Request: Copy each line that has the string "document" somewhere in it.

============

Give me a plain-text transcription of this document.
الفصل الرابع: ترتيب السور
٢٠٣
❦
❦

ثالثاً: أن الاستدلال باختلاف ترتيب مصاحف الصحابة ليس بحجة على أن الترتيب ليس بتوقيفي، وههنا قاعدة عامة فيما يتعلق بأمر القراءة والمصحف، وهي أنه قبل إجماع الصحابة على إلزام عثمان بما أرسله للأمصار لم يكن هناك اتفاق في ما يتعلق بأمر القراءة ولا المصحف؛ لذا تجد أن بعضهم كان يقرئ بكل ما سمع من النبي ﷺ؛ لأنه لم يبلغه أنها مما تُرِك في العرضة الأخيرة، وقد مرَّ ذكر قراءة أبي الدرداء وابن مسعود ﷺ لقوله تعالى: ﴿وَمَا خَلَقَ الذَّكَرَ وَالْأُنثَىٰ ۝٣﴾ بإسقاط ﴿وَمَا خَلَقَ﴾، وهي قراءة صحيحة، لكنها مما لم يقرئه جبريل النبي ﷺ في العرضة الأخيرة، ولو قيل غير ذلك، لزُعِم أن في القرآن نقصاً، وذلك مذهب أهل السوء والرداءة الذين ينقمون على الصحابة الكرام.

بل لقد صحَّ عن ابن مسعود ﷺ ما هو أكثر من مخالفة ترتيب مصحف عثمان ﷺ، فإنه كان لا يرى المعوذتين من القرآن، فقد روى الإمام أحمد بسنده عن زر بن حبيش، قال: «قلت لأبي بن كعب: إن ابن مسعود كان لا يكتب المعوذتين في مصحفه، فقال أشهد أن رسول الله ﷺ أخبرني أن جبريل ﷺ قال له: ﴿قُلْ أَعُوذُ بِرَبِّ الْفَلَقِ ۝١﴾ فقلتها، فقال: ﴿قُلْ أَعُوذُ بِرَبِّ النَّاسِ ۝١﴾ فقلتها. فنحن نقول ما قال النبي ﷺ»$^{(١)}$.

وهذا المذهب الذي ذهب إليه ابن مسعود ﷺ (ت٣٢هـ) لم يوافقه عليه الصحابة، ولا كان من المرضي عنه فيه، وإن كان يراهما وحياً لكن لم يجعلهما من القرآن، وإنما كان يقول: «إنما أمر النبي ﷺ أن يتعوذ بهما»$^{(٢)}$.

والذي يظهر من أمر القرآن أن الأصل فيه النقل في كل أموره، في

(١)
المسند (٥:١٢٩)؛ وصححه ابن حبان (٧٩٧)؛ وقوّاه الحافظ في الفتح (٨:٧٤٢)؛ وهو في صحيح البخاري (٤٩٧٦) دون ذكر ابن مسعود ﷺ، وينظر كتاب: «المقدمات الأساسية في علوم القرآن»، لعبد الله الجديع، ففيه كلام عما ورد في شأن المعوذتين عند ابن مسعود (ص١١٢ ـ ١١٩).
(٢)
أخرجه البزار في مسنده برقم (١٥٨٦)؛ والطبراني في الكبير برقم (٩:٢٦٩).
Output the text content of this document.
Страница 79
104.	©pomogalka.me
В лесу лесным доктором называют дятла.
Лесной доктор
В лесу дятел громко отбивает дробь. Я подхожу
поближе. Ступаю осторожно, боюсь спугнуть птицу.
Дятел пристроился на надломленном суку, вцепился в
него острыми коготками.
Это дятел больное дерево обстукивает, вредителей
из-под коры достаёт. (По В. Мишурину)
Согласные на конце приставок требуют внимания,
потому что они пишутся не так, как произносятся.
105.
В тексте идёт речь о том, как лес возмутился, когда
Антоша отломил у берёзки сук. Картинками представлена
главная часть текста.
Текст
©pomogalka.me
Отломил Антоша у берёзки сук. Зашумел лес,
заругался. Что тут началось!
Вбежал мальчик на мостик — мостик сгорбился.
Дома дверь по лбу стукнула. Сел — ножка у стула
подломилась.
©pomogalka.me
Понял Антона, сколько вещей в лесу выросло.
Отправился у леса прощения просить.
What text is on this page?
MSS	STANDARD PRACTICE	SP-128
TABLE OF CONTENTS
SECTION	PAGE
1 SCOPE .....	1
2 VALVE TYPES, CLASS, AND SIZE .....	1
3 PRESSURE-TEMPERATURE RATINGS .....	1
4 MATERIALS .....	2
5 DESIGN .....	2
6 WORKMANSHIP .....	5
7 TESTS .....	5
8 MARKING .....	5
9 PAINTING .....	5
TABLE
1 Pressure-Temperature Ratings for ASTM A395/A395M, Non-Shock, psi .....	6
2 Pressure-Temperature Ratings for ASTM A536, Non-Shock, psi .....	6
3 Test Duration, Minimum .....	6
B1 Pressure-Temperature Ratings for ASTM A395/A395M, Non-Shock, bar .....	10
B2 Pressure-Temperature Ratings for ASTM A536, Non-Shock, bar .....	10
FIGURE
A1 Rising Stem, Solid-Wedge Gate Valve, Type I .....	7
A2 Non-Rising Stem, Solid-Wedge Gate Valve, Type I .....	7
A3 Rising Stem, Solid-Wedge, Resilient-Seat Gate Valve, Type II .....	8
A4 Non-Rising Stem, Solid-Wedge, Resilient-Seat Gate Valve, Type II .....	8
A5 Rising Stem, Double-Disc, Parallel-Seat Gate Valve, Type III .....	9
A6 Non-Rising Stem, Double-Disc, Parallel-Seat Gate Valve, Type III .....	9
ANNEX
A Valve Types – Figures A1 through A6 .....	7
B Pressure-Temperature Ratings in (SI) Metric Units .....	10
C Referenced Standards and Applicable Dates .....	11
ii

============

Answer:
Give me a plain-text transcription of this document.
Output the text content of this document.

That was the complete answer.